## EXERCISE BRIEF
For the listing below, give the count of lines containing "screenshot", and no other text.

## MATERIAL FOR THIS EXERCISE
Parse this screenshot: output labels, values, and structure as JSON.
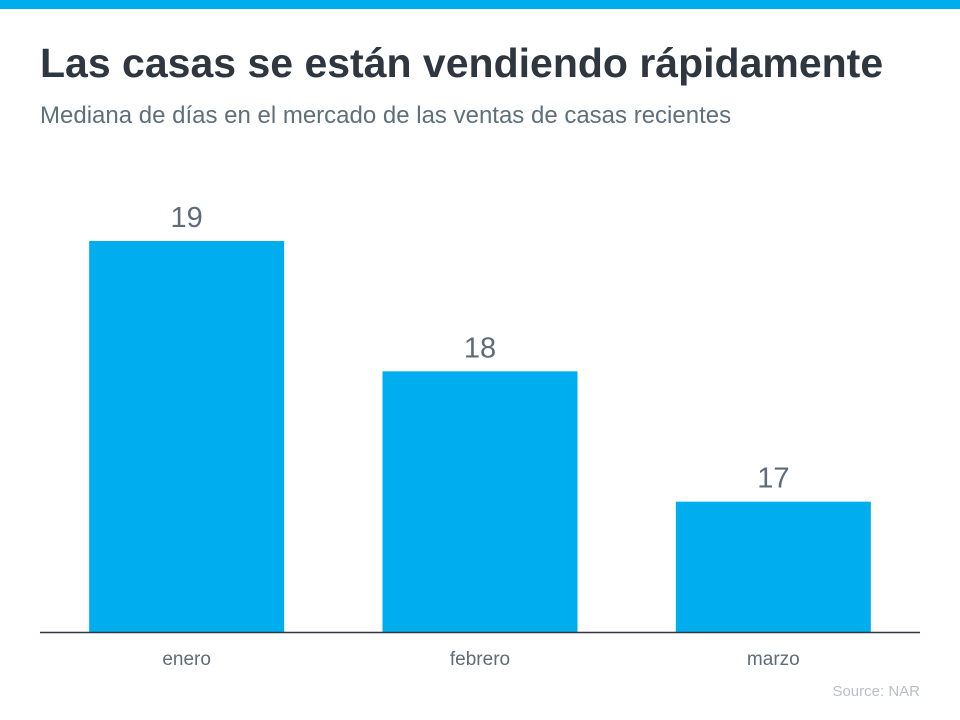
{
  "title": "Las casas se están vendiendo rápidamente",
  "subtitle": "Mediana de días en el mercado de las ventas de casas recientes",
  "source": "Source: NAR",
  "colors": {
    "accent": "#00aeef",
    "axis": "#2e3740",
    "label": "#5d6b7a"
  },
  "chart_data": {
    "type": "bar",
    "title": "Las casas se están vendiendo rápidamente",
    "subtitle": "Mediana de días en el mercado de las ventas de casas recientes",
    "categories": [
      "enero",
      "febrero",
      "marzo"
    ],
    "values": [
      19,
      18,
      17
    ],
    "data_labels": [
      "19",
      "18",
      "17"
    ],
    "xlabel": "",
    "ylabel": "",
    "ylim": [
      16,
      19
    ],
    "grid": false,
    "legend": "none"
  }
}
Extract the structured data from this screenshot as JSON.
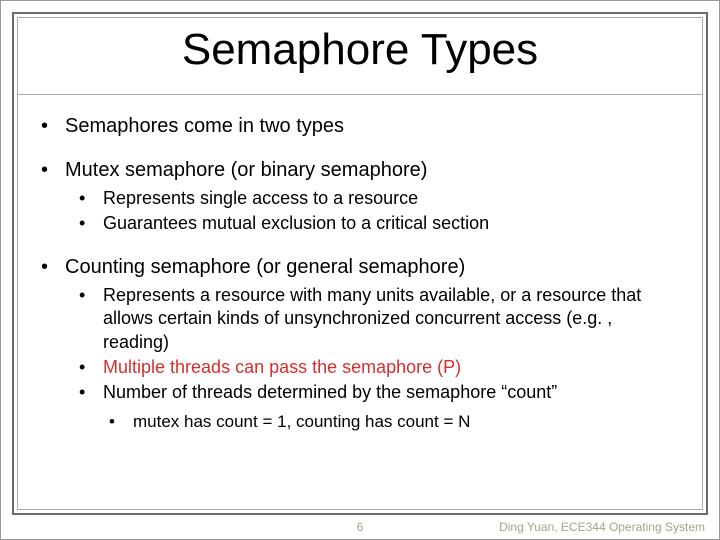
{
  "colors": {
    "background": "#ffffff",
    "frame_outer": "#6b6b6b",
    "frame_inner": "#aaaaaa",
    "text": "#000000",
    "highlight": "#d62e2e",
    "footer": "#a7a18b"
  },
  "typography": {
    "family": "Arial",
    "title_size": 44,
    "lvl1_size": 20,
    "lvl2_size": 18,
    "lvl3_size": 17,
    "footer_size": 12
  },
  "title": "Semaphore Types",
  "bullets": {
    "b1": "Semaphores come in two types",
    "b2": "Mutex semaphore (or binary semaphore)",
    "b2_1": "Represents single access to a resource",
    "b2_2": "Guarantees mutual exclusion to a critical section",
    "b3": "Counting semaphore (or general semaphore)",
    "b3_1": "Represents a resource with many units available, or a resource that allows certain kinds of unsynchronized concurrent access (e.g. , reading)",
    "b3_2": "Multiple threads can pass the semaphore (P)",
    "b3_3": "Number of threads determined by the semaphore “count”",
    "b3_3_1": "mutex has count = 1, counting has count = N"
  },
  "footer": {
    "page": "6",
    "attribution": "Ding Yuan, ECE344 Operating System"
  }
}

## FULL SOLUTION
2